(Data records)
++++++++++++++++++++

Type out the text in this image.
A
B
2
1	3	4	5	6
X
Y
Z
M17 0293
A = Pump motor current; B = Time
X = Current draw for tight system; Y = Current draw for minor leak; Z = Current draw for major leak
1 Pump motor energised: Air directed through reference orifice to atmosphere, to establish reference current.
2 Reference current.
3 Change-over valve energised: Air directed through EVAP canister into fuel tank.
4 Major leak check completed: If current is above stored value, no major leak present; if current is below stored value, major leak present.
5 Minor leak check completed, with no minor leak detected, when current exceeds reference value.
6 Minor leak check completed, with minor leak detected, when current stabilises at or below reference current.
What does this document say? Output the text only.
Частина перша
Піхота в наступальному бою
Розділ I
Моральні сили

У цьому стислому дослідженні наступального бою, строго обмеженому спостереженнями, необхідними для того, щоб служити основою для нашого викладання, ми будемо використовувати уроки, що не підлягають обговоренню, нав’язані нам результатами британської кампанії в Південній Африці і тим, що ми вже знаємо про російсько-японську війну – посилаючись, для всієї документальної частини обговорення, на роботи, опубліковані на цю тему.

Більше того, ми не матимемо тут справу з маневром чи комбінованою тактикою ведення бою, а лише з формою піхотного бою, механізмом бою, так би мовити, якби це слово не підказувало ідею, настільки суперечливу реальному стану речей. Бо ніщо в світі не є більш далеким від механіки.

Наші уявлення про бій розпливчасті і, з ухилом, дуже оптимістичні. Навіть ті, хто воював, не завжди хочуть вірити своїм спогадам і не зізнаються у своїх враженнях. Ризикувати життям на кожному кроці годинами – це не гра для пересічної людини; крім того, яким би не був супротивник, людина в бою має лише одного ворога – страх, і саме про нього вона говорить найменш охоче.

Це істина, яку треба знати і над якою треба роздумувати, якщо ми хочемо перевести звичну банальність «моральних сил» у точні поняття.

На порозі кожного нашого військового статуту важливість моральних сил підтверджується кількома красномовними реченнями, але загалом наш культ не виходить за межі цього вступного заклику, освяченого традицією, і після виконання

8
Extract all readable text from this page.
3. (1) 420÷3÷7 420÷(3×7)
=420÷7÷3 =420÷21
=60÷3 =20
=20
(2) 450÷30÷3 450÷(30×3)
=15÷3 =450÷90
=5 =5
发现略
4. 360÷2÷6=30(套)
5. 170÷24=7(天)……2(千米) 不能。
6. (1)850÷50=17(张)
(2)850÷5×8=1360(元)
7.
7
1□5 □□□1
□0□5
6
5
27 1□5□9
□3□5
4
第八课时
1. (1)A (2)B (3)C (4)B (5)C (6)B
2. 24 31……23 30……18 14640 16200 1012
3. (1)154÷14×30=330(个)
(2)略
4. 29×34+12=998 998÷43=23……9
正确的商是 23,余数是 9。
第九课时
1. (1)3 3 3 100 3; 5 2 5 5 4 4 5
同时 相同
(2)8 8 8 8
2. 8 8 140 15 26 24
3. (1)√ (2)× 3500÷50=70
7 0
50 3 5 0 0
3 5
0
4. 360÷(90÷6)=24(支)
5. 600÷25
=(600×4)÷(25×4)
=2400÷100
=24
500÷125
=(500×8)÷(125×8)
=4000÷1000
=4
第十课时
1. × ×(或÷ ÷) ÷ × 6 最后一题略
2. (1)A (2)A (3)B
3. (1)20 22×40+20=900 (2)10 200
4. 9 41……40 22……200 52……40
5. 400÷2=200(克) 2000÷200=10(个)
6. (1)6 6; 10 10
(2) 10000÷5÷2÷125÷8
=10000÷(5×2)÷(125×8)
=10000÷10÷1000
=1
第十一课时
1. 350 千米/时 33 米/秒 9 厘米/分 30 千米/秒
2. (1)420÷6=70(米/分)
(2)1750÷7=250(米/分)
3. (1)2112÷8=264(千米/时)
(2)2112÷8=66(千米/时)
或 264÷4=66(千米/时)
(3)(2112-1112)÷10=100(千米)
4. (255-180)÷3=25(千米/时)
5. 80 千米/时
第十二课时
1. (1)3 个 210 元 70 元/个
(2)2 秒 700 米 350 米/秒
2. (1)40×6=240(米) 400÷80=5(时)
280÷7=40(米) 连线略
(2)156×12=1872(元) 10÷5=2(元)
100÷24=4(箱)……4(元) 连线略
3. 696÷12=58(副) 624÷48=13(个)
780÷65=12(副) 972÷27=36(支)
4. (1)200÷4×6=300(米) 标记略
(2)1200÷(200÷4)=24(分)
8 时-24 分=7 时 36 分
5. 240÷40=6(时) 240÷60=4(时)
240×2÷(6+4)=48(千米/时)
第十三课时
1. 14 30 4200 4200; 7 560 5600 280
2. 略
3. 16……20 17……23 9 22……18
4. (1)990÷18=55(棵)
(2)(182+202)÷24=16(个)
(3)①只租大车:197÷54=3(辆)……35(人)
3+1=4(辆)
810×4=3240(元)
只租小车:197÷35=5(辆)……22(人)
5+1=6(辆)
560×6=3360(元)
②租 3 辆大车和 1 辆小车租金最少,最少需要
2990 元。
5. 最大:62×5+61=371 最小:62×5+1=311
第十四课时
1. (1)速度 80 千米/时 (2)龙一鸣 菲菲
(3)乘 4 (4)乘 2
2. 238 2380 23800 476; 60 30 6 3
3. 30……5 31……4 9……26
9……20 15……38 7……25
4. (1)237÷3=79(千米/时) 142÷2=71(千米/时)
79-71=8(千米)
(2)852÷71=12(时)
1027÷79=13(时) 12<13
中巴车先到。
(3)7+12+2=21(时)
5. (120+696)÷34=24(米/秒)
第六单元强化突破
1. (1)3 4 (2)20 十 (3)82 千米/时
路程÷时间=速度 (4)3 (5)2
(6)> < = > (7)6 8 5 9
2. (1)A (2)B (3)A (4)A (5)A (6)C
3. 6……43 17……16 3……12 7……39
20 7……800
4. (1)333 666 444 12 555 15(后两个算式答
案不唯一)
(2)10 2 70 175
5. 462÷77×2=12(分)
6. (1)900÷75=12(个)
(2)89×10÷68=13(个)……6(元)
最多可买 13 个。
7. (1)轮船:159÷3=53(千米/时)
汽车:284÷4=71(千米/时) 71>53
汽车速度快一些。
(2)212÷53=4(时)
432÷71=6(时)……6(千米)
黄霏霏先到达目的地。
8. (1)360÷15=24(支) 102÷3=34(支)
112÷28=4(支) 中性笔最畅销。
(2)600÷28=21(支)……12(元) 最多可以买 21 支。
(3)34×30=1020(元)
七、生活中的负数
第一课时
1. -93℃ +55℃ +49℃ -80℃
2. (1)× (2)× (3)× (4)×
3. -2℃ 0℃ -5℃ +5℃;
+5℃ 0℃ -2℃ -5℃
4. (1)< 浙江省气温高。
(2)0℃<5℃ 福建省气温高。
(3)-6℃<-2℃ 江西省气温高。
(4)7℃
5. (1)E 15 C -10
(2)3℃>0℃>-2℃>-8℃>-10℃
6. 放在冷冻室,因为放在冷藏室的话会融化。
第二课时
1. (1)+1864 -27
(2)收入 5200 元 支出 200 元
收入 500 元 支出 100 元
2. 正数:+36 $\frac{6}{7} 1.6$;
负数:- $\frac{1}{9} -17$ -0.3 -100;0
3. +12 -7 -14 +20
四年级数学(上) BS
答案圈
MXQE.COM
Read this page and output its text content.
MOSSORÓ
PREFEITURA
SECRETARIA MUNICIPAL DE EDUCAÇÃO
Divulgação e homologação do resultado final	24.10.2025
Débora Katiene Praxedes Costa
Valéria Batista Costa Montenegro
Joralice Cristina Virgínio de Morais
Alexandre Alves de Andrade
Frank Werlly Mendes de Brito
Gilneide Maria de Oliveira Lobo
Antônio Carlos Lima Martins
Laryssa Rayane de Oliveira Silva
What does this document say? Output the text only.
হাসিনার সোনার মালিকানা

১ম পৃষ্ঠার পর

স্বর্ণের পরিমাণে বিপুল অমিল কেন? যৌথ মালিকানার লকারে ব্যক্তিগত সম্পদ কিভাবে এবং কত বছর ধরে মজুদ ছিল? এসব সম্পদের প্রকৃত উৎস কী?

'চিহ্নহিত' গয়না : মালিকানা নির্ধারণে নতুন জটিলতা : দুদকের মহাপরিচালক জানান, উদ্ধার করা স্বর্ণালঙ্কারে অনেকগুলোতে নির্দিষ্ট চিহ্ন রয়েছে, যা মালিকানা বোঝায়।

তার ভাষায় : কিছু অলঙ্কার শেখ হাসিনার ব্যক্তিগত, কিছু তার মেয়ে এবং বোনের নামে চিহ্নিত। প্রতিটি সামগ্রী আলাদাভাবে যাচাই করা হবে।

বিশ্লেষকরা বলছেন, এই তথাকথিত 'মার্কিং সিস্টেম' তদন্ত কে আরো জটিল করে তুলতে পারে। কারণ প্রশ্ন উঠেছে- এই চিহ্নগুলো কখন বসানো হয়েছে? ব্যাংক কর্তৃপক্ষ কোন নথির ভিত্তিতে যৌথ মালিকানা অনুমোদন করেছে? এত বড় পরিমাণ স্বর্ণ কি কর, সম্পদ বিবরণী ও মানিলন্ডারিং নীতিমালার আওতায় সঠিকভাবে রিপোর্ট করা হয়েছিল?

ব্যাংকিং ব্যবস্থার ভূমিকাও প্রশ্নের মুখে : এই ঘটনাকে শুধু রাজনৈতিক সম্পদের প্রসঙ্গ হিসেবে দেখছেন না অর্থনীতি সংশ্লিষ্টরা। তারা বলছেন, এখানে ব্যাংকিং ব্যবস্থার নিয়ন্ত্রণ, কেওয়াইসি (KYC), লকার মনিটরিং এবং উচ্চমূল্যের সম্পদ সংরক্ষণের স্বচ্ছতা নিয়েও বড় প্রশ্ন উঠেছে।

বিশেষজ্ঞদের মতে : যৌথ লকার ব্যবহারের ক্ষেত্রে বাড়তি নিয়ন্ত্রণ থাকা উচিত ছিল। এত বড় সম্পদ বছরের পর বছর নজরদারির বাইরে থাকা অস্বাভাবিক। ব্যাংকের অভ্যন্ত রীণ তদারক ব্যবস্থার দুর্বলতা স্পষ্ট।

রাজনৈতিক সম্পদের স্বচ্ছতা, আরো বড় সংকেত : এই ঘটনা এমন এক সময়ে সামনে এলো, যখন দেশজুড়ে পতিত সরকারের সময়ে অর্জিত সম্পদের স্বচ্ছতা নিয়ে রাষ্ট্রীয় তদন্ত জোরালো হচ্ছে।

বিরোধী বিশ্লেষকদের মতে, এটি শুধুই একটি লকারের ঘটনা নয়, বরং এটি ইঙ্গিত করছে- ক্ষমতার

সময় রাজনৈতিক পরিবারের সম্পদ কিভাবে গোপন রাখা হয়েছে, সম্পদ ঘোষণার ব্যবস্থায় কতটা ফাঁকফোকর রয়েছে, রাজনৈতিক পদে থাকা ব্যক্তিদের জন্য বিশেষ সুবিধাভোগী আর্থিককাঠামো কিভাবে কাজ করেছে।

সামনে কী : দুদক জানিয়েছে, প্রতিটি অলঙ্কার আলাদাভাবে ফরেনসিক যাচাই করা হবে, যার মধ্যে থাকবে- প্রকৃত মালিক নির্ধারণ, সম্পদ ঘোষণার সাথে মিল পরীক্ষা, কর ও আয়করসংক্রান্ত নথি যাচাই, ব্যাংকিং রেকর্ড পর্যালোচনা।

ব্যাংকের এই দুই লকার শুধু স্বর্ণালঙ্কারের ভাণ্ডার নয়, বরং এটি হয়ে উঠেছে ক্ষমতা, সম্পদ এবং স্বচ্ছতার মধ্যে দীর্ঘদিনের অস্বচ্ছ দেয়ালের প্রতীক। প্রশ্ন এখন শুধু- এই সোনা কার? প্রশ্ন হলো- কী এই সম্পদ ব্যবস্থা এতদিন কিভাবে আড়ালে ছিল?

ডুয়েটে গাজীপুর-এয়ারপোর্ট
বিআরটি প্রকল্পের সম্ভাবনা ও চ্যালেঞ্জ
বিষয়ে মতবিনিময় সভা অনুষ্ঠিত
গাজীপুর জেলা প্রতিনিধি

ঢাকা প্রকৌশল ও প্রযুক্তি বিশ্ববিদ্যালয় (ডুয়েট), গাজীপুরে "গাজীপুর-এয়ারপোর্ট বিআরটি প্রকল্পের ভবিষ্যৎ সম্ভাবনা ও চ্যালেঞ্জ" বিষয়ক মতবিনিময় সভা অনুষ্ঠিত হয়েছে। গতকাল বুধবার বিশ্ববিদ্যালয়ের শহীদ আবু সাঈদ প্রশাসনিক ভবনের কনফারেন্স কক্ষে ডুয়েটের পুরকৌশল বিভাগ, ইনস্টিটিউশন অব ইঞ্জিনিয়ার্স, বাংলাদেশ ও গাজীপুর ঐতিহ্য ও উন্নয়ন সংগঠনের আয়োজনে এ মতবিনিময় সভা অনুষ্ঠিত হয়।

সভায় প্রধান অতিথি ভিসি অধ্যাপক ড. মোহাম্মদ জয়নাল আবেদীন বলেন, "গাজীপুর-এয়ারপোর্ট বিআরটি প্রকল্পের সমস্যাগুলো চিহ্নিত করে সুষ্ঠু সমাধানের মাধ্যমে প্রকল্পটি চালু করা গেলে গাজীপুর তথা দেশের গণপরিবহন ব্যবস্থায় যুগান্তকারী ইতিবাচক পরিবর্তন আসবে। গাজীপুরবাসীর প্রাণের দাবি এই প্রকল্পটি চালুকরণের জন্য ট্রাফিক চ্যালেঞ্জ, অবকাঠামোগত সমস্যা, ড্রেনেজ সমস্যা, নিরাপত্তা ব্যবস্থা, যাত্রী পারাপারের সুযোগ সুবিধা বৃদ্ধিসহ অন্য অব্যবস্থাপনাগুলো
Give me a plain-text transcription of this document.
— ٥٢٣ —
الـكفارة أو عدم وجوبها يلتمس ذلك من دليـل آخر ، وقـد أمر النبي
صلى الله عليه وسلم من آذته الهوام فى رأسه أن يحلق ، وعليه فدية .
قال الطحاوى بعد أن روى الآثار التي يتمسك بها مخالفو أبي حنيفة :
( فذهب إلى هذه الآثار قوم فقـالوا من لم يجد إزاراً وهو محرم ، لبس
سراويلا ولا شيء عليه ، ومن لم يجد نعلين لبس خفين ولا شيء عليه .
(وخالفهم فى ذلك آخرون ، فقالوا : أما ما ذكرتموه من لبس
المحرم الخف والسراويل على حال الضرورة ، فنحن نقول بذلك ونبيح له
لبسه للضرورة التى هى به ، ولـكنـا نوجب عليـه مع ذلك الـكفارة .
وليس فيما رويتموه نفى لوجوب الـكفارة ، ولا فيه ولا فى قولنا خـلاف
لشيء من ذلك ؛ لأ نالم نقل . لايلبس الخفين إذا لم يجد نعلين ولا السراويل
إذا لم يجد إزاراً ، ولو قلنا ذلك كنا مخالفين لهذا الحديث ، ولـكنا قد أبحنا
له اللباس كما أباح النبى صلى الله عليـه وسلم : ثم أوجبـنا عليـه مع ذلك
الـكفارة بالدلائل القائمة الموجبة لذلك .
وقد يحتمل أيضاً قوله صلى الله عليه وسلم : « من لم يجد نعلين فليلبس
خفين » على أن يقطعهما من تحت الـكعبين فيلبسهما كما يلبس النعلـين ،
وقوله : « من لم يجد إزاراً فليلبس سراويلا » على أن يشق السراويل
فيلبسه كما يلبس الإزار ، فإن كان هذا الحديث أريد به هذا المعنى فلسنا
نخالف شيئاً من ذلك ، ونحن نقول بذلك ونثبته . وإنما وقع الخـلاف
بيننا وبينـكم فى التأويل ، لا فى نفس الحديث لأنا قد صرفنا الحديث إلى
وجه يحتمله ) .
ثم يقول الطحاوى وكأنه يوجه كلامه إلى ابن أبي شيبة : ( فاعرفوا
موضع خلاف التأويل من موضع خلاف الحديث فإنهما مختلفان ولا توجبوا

++++++++++++++++++++

** STATED PROBLEM **
Copy all lines from the listing that contain "وسلم".

** TASK RESPONSE **
صلى الله عليه وسلم من آذته الهوام فى رأسه أن يحلق ، وعليه فدية .
له اللباس كما أباح النبى صلى الله عليـه وسلم : ثم أوجبـنا عليـه مع ذلك
وقد يحتمل أيضاً قوله صلى الله عليه وسلم : « من لم يجد نعلين فليلبس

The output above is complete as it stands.